Given request
Copy each line with the word "Règle" in it.
start Data supplied
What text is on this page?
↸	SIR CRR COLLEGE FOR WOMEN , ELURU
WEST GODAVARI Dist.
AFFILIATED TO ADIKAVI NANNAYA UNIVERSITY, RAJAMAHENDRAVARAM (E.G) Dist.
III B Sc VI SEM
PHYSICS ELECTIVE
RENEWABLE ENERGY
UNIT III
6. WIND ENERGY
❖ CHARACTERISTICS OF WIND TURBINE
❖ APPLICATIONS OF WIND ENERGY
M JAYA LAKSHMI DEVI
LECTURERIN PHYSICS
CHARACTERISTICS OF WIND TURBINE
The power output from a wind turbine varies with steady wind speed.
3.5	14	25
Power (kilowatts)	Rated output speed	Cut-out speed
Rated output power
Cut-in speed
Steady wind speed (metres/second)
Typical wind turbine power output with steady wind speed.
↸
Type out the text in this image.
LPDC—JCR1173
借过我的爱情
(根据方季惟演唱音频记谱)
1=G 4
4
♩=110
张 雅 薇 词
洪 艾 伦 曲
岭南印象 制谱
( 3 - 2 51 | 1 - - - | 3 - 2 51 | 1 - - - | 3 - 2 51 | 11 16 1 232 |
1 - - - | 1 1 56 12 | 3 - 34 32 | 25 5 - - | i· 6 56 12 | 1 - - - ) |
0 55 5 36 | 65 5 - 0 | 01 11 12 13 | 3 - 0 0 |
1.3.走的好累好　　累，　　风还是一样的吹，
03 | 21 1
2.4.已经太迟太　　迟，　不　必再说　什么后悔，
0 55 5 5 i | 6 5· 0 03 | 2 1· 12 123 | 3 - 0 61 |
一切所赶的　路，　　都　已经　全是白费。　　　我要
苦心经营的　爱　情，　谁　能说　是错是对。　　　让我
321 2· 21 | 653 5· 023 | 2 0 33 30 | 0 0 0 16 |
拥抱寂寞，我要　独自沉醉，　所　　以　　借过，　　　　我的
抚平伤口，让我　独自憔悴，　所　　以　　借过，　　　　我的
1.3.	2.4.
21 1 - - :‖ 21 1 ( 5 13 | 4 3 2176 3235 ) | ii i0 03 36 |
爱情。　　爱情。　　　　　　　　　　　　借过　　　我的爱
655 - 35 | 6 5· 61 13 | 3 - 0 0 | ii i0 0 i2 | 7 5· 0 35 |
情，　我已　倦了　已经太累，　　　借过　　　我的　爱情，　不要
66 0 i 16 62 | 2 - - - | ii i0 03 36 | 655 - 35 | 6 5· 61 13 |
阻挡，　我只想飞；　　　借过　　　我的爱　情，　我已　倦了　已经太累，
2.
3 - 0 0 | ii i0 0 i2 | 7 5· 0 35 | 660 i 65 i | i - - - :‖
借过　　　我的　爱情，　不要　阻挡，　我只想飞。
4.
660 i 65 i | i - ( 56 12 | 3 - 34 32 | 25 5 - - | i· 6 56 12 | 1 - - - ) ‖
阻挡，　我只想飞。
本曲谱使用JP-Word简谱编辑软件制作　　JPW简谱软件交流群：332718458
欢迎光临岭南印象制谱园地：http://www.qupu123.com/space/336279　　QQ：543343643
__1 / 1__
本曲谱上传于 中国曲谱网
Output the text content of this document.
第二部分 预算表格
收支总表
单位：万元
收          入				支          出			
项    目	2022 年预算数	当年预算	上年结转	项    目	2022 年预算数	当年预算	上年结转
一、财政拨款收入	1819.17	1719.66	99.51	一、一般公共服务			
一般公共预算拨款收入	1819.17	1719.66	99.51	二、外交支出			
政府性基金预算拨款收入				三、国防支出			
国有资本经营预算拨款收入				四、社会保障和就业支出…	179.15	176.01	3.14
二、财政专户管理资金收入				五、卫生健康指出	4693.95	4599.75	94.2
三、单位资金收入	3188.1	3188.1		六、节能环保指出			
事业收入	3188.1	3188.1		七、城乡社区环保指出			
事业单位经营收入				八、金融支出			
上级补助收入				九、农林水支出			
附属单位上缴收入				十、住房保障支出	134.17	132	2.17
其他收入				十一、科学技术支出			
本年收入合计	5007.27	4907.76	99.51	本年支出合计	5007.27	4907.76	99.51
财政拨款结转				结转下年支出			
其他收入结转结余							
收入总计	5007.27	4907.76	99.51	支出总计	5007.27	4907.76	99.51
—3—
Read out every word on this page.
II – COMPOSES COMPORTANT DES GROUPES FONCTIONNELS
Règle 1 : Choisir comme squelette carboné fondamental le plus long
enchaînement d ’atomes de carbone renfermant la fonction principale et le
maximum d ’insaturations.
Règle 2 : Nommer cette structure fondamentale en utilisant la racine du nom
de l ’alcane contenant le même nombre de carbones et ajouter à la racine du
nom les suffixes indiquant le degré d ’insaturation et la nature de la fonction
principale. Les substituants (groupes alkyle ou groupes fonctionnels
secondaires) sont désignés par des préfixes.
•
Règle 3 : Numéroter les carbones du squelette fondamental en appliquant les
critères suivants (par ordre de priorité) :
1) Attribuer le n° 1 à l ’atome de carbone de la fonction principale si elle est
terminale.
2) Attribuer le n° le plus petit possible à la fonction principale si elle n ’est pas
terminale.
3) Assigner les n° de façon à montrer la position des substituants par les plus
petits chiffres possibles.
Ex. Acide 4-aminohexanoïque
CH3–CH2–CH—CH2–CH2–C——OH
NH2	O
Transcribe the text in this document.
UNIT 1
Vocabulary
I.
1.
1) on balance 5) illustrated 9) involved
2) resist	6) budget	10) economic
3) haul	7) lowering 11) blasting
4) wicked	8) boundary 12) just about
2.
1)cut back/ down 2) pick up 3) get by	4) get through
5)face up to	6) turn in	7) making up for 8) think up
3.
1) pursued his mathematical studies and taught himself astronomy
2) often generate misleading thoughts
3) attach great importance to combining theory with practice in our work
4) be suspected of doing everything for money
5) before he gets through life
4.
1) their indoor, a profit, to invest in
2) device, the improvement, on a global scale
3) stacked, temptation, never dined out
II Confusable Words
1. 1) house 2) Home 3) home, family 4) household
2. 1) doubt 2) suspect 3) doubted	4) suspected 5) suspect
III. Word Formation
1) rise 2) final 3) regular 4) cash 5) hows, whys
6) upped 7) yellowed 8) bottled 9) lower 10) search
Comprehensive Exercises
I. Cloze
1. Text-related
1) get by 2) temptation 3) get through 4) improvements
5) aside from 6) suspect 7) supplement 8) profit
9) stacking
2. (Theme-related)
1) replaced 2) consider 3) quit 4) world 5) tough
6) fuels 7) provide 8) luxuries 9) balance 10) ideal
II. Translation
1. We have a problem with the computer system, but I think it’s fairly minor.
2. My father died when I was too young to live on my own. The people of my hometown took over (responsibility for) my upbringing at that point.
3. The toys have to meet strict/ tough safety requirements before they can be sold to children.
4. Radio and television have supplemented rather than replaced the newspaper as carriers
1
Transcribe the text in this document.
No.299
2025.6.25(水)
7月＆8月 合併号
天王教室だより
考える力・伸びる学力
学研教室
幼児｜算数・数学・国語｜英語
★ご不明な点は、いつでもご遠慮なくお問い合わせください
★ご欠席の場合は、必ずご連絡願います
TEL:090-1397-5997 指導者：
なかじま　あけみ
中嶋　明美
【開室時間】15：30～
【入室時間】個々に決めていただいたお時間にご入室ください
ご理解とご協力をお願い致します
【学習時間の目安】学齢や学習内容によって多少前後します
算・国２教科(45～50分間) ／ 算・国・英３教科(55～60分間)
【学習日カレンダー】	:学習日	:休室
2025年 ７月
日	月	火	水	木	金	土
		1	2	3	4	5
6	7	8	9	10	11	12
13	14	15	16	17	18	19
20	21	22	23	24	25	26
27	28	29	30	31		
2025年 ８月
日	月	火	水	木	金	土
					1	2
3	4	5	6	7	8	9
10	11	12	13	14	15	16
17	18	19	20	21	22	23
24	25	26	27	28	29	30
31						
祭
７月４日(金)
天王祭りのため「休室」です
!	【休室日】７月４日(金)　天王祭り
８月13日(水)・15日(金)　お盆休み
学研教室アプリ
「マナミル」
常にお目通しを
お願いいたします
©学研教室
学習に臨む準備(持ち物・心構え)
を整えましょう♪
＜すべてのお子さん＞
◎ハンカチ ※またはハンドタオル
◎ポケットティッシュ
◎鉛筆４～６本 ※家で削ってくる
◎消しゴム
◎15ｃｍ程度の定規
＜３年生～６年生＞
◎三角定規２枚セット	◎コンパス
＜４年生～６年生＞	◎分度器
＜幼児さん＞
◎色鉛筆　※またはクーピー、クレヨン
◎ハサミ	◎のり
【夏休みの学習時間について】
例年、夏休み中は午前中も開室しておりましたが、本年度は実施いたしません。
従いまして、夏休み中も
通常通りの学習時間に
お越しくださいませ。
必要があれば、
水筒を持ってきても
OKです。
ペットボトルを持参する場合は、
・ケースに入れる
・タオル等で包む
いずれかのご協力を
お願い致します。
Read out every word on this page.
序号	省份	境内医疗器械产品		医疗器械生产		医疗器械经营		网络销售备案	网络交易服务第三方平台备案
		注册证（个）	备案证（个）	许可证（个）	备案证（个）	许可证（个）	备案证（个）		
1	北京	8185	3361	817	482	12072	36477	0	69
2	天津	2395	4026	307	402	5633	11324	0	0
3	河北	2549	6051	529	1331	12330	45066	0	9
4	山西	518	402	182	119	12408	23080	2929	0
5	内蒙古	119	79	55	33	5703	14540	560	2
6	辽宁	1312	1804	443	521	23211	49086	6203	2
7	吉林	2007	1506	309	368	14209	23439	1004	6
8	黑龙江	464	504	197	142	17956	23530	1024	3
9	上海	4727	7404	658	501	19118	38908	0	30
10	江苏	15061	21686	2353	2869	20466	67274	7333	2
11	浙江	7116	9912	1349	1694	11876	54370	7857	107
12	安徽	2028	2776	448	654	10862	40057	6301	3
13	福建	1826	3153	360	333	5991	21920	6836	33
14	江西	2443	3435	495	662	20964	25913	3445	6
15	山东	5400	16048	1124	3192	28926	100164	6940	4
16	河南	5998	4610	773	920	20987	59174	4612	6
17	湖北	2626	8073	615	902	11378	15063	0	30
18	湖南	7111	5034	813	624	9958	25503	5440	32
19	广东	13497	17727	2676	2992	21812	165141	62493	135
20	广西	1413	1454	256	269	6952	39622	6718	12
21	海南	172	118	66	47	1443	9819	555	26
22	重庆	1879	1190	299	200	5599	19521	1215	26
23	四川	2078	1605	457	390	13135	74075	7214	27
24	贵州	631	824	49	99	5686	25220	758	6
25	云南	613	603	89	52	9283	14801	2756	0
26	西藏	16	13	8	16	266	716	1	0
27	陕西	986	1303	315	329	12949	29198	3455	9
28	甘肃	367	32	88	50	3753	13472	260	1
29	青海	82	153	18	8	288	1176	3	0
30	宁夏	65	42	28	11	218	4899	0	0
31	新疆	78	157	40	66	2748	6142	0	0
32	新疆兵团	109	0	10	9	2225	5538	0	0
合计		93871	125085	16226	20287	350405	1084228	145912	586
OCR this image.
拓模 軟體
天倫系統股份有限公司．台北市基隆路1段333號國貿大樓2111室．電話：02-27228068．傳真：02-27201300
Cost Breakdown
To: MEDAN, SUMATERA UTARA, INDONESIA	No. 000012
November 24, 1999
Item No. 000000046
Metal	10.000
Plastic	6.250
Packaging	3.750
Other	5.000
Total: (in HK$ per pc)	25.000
end Data supplied
Reply
Règle 1 : Choisir comme squelette carboné fondamental le plus long
Règle 2 : Nommer cette structure fondamentale en utilisant la racine du nom
Règle 3 : Numéroter les carbones du squelette fondamental en appliquant les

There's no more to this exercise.